What needs to be done =>
Locate the lines that hold the string "decay". Copy every such line.

-- Start Provided entries --

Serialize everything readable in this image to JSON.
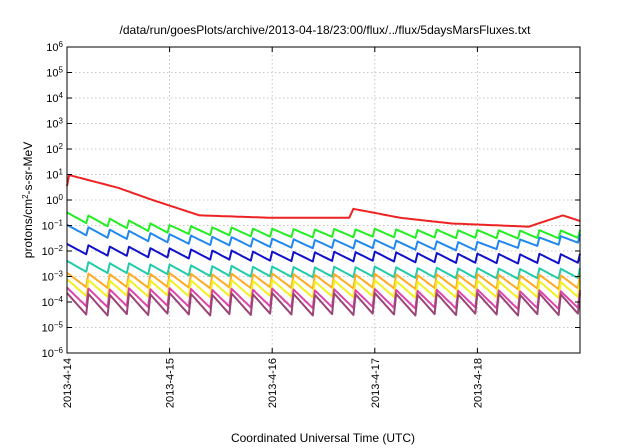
{
  "chart_data": {
    "type": "line",
    "title": "/data/run/goesPlots/archive/2013-04-18/23:00/flux/../flux/5daysMarsFluxes.txt",
    "xlabel": "Coordinated Universal Time (UTC)",
    "ylabel": "protons/cm²-s-sr-MeV",
    "y_scale": "log",
    "grid": true,
    "xlim": [
      "2013-4-14",
      "2013-4-19"
    ],
    "x_ticks": [
      "2013-4-14",
      "2013-4-15",
      "2013-4-16",
      "2013-4-17",
      "2013-4-18"
    ],
    "ylim": [
      1e-06,
      1000000.0
    ],
    "y_ticks": [
      -6,
      -5,
      -4,
      -3,
      -2,
      -1,
      0,
      1,
      2,
      3,
      4,
      5,
      6
    ],
    "sawtooth_period_hours": 4.8,
    "series": [
      {
        "color": "#ee2222",
        "profile": [
          {
            "x": "2013-4-14",
            "y": 3.5
          },
          {
            "x": "2013-4-14",
            "y": 10
          },
          {
            "x": "2013-4-14 12:00",
            "y": 3
          },
          {
            "x": "2013-4-14 20:00",
            "y": 1
          },
          {
            "x": "2013-4-15 07:00",
            "y": 0.25
          },
          {
            "x": "2013-4-16",
            "y": 0.2
          },
          {
            "x": "2013-4-16 18:00",
            "y": 0.2
          },
          {
            "x": "2013-4-16 19:00",
            "y": 0.45
          },
          {
            "x": "2013-4-17 06:00",
            "y": 0.2
          },
          {
            "x": "2013-4-17 18:00",
            "y": 0.12
          },
          {
            "x": "2013-4-18 12:00",
            "y": 0.09
          },
          {
            "x": "2013-4-18 20:00",
            "y": 0.25
          },
          {
            "x": "2013-4-19",
            "y": 0.15
          }
        ]
      },
      {
        "color": "#22ee22",
        "profile": [
          {
            "x": "2013-4-14",
            "y": 0.22
          },
          {
            "x": "2013-4-14 12:00",
            "y": 0.12
          },
          {
            "x": "2013-4-15",
            "y": 0.07
          },
          {
            "x": "2013-4-16",
            "y": 0.05
          },
          {
            "x": "2013-4-17",
            "y": 0.05
          },
          {
            "x": "2013-4-18",
            "y": 0.045
          },
          {
            "x": "2013-4-19",
            "y": 0.045
          }
        ],
        "decay": 2.2
      },
      {
        "color": "#2288ee",
        "profile": [
          {
            "x": "2013-4-14",
            "y": 0.07
          },
          {
            "x": "2013-4-14 12:00",
            "y": 0.045
          },
          {
            "x": "2013-4-15",
            "y": 0.03
          },
          {
            "x": "2013-4-16",
            "y": 0.02
          },
          {
            "x": "2013-4-17",
            "y": 0.018
          },
          {
            "x": "2013-4-18",
            "y": 0.015
          },
          {
            "x": "2013-4-19",
            "y": 0.03
          }
        ],
        "decay": 2.3
      },
      {
        "color": "#1111cc",
        "profile": [
          {
            "x": "2013-4-14",
            "y": 0.012
          },
          {
            "x": "2013-4-15",
            "y": 0.008
          },
          {
            "x": "2013-4-16",
            "y": 0.006
          },
          {
            "x": "2013-4-17",
            "y": 0.006
          },
          {
            "x": "2013-4-18",
            "y": 0.005
          },
          {
            "x": "2013-4-19",
            "y": 0.005
          }
        ],
        "decay": 2.5
      },
      {
        "color": "#22ccaa",
        "profile": [
          {
            "x": "2013-4-14",
            "y": 0.0025
          },
          {
            "x": "2013-4-15",
            "y": 0.0018
          },
          {
            "x": "2013-4-16",
            "y": 0.0015
          },
          {
            "x": "2013-4-17",
            "y": 0.0015
          },
          {
            "x": "2013-4-18",
            "y": 0.0013
          },
          {
            "x": "2013-4-19",
            "y": 0.0013
          }
        ],
        "decay": 2.7
      },
      {
        "color": "#ffaa22",
        "profile": [
          {
            "x": "2013-4-14",
            "y": 0.0007
          },
          {
            "x": "2013-4-19",
            "y": 0.0006
          }
        ],
        "decay": 4
      },
      {
        "color": "#f0f022",
        "profile": [
          {
            "x": "2013-4-14",
            "y": 0.00035
          },
          {
            "x": "2013-4-19",
            "y": 0.0003
          }
        ],
        "decay": 5
      },
      {
        "color": "#dd44aa",
        "profile": [
          {
            "x": "2013-4-14",
            "y": 0.00015
          },
          {
            "x": "2013-4-19",
            "y": 0.00012
          }
        ],
        "decay": 6
      },
      {
        "color": "#994477",
        "profile": [
          {
            "x": "2013-4-14",
            "y": 8e-05
          },
          {
            "x": "2013-4-19",
            "y": 8e-05
          }
        ],
        "decay": 8
      }
    ]
  }
}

-- End Provided entries --

Complete answer =>
        "decay": 2.2
        "decay": 2.3
        "decay": 2.5
        "decay": 2.7
        "decay": 4
        "decay": 5
        "decay": 6
        "decay": 8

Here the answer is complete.